Source document:
+++++
Teaching Statement


Teaching and student mentoring are two primary motivations for my desire to continue work in academia. The opportunity to invest in the lives of eager young students is a challenging, yet rewarding experience. In addition, working with students allows me to think through difficult subjects and better understand underlying fundamentals in order to teach others in a meaningful, and relevant, way. Working with students who have no previous exposure to advanced research topics allows those of us in the research community to maintain proper perspective both in teaching and research.

Teaching Philosophy

My teaching philosophy centers around developing three core student outcomes: (1) Independently analyze problems and generate creative solutions; (2) Demonstrate leadership and flexibility when working in a team; (3) Communicate clearly and effectively across disciplines and audiences. These qualities are essential in preparing students for their post-graduate careers, whether in academia, industry, or government. Further, they apply not only to PhD-level graduates and post-doctoral scholars, but also to undergraduates and masters students. All coursework should be designed around one or more of these outcomes. While knowledge transfer of the intended subject matter is important, perhaps the more critical component is ensuring that students will know when and how they need to apply the knowledge they are acquiring. Particularly true for engineering, it is impossible to train a student for every possible scenario or problem they will encounter in their career. Therefore, as an educator, I strive to provide a strong foundation from which students can build on when they enter the workforce.
+++++
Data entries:
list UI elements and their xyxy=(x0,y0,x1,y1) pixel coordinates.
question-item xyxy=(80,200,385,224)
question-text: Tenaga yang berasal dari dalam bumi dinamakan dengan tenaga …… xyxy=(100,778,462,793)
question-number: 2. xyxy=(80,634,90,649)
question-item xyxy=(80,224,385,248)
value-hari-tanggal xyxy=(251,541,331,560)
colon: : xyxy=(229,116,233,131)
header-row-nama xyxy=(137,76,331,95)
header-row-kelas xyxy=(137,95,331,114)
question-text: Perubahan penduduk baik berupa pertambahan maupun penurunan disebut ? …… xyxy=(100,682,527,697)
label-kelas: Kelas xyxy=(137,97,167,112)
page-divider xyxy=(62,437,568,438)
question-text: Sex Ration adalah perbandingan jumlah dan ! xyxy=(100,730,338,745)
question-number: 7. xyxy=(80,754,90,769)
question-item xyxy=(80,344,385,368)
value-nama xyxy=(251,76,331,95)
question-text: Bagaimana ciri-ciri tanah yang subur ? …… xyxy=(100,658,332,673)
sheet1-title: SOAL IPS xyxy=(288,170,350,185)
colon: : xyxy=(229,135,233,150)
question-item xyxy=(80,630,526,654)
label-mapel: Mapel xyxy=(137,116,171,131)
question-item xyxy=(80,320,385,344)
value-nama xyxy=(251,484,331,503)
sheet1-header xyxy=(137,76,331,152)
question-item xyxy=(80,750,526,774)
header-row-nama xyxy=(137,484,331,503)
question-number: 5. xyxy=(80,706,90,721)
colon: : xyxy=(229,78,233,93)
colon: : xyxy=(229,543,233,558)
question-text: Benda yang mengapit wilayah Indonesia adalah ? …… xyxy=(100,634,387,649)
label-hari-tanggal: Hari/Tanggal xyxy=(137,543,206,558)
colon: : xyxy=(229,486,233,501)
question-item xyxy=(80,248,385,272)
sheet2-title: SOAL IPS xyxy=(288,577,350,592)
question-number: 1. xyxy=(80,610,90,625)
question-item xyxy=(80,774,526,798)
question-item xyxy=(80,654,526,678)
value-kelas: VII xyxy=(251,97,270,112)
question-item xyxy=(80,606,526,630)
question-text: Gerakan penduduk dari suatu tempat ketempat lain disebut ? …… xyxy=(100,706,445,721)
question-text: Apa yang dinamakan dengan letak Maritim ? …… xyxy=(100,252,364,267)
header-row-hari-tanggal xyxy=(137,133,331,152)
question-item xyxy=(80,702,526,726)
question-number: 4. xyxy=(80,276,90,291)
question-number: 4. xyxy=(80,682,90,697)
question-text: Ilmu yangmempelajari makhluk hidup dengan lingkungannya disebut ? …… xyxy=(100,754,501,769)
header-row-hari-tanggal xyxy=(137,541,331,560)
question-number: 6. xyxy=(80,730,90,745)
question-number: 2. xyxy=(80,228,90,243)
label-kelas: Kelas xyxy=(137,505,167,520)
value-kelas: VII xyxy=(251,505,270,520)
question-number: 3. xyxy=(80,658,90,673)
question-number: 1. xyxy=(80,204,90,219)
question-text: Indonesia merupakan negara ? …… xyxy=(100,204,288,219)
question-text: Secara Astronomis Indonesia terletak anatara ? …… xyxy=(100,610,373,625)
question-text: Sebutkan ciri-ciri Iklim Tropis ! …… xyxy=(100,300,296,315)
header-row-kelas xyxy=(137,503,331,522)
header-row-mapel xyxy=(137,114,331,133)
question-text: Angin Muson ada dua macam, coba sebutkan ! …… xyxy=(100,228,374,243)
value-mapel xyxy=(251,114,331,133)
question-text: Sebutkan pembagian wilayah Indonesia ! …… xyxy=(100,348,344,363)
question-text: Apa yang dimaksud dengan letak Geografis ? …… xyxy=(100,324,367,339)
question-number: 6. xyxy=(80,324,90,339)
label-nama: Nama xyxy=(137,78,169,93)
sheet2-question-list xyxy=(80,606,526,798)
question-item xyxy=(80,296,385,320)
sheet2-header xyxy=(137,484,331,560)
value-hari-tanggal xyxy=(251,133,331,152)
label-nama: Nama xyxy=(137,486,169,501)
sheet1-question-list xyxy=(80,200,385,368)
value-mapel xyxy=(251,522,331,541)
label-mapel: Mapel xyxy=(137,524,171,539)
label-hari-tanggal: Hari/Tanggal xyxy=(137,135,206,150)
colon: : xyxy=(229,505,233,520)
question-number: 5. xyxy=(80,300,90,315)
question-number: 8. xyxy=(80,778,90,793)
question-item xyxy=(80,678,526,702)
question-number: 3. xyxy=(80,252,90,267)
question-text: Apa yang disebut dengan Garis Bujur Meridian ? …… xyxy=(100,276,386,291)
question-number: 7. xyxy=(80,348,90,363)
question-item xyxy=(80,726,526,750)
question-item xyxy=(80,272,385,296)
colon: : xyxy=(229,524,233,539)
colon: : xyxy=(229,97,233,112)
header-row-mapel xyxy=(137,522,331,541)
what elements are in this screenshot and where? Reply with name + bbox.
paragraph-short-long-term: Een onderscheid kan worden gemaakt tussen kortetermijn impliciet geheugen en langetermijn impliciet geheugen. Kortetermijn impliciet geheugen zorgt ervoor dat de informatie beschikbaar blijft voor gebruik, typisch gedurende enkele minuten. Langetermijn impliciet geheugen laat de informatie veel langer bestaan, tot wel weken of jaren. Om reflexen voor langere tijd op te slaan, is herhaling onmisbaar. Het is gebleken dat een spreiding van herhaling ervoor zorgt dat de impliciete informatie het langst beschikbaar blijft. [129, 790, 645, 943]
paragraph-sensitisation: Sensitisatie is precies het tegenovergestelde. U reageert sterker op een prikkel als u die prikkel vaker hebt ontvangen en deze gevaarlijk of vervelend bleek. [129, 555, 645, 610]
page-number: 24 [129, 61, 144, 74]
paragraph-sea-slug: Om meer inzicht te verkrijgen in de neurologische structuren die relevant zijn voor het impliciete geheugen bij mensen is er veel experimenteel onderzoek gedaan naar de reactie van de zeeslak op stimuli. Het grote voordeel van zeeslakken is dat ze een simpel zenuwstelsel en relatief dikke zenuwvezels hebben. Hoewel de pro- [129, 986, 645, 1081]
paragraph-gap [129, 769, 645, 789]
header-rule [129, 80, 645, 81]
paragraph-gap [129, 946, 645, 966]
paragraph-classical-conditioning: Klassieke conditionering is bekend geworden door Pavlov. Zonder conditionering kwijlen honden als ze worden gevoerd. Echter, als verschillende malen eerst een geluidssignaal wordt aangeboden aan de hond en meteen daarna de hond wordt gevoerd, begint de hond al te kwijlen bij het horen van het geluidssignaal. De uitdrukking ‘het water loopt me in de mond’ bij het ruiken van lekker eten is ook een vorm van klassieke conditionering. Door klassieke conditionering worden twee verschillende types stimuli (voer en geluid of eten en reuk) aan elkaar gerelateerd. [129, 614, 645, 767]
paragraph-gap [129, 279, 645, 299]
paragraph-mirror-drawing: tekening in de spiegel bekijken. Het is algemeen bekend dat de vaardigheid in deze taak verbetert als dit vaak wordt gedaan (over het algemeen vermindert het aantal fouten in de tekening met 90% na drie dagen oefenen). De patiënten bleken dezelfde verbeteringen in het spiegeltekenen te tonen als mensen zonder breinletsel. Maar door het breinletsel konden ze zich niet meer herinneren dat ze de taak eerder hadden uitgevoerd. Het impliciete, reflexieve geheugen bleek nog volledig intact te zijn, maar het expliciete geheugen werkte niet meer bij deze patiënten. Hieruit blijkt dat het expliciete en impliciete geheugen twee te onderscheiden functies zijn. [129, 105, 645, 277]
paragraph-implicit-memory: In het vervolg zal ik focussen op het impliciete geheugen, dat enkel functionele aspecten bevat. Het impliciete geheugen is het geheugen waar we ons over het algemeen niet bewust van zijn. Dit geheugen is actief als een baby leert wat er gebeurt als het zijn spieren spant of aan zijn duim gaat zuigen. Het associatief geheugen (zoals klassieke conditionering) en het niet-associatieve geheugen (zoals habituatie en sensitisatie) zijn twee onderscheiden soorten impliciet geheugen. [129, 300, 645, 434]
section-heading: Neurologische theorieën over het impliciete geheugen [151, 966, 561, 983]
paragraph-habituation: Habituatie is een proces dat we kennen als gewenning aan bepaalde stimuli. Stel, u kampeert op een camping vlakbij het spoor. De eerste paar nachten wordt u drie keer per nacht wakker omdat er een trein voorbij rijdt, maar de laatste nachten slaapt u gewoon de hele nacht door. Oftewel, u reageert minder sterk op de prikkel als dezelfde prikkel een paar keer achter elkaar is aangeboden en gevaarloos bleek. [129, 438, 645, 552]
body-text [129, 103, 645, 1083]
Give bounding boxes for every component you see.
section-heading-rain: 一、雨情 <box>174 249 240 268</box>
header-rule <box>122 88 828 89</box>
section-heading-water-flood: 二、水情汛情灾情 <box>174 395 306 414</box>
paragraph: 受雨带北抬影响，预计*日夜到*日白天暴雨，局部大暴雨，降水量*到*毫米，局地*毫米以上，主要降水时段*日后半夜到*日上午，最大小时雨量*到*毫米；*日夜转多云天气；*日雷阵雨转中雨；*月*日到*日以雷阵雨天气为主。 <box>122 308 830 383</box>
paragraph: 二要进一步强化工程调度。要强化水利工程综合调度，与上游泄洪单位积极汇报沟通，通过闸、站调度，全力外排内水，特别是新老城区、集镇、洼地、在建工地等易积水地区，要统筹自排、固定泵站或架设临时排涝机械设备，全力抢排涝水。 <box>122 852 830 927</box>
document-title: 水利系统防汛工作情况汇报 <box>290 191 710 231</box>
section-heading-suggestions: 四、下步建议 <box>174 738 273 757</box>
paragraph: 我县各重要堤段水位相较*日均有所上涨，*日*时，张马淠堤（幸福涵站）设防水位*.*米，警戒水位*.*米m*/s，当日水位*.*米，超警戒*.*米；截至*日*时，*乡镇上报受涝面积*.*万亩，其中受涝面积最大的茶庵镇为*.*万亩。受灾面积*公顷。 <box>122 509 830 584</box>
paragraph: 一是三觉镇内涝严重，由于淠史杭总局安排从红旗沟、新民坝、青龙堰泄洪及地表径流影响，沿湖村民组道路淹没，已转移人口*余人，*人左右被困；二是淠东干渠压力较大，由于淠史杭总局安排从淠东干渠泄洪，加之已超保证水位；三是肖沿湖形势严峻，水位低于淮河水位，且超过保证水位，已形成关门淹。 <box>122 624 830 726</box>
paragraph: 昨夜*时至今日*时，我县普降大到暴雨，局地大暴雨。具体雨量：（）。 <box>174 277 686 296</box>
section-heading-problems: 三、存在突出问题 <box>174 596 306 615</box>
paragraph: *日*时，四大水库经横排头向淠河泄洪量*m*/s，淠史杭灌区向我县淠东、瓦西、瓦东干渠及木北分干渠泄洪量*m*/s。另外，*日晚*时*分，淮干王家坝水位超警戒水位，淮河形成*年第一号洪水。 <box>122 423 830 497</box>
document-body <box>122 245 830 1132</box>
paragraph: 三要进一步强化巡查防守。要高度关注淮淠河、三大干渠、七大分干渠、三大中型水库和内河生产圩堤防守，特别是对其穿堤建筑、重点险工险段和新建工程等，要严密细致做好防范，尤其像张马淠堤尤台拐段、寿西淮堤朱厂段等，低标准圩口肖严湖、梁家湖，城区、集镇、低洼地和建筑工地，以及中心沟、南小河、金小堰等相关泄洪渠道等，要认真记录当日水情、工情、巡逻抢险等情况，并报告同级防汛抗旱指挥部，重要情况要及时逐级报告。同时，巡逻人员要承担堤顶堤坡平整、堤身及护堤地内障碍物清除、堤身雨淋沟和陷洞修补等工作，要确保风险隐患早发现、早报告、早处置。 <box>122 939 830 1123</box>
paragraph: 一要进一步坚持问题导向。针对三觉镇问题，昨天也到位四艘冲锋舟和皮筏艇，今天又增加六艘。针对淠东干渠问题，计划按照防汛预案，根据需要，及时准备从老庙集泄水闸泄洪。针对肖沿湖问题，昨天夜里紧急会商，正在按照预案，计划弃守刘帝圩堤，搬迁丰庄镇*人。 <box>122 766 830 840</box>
+++++
Task instructions:
A. In the teaching statement, what is the third core student outcome?
B. Retype the part of the teaching statement starting at "Teaching Statement" and ending at "teaching and research.".
The records have no connection to the teaching statement.

Solutions in order:
A. Communicate clearly and effectively across disciplines and audiences.

B.
Teaching Statement


Teaching and student mentoring are two primary motivations for my desire to continue work in academia. The opportunity to invest in the lives of eager young students is a challenging, yet rewarding experience. In addition, working with students allows me to think through difficult subjects and better understand underlying fundamentals in order to teach others in a meaningful, and relevant, way. Working with students who have no previous exposure to advanced research topics allows those of us in the research community to maintain proper perspective both in teaching and research.